------ INFORMATION PROVIDED

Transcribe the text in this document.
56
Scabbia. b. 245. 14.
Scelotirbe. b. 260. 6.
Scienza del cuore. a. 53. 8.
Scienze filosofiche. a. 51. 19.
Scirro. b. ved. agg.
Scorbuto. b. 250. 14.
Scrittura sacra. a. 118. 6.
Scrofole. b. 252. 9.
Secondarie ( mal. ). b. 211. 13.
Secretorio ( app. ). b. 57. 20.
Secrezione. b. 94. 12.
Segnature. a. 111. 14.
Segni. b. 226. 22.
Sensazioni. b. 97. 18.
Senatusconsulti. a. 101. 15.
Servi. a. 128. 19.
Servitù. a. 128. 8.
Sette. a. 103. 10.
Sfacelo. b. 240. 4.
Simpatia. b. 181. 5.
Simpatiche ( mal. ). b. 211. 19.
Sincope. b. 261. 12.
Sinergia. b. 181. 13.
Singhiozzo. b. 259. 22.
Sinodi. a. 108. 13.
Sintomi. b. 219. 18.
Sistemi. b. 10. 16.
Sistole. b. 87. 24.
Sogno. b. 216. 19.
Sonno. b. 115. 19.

------------

Retype the listing. Match it exactly.

Transcribe the text in this document.
56
Scabbia. b. 245. 14.
Scelotirbe. b. 260. 6.
Scienza del cuore. a. 53. 8.
Scienze filosofiche. a. 51. 19.
Scirro. b. ved. agg.
Scorbuto. b. 250. 14.
Scrittura sacra. a. 118. 6.
Scrofole. b. 252. 9.
Secondarie ( mal. ). b. 211. 13.
Secretorio ( app. ). b. 57. 20.
Secrezione. b. 94. 12.
Segnature. a. 111. 14.
Segni. b. 226. 22.
Sensazioni. b. 97. 18.
Senatusconsulti. a. 101. 15.
Servi. a. 128. 19.
Servitù. a. 128. 8.
Sette. a. 103. 10.
Sfacelo. b. 240. 4.
Simpatia. b. 181. 5.
Simpatiche ( mal. ). b. 211. 19.
Sincope. b. 261. 12.
Sinergia. b. 181. 13.
Singhiozzo. b. 259. 22.
Sinodi. a. 108. 13.
Sintomi. b. 219. 18.
Sistemi. b. 10. 16.
Sistole. b. 87. 24.
Sogno. b. 216. 19.
Sonno. b. 115. 19.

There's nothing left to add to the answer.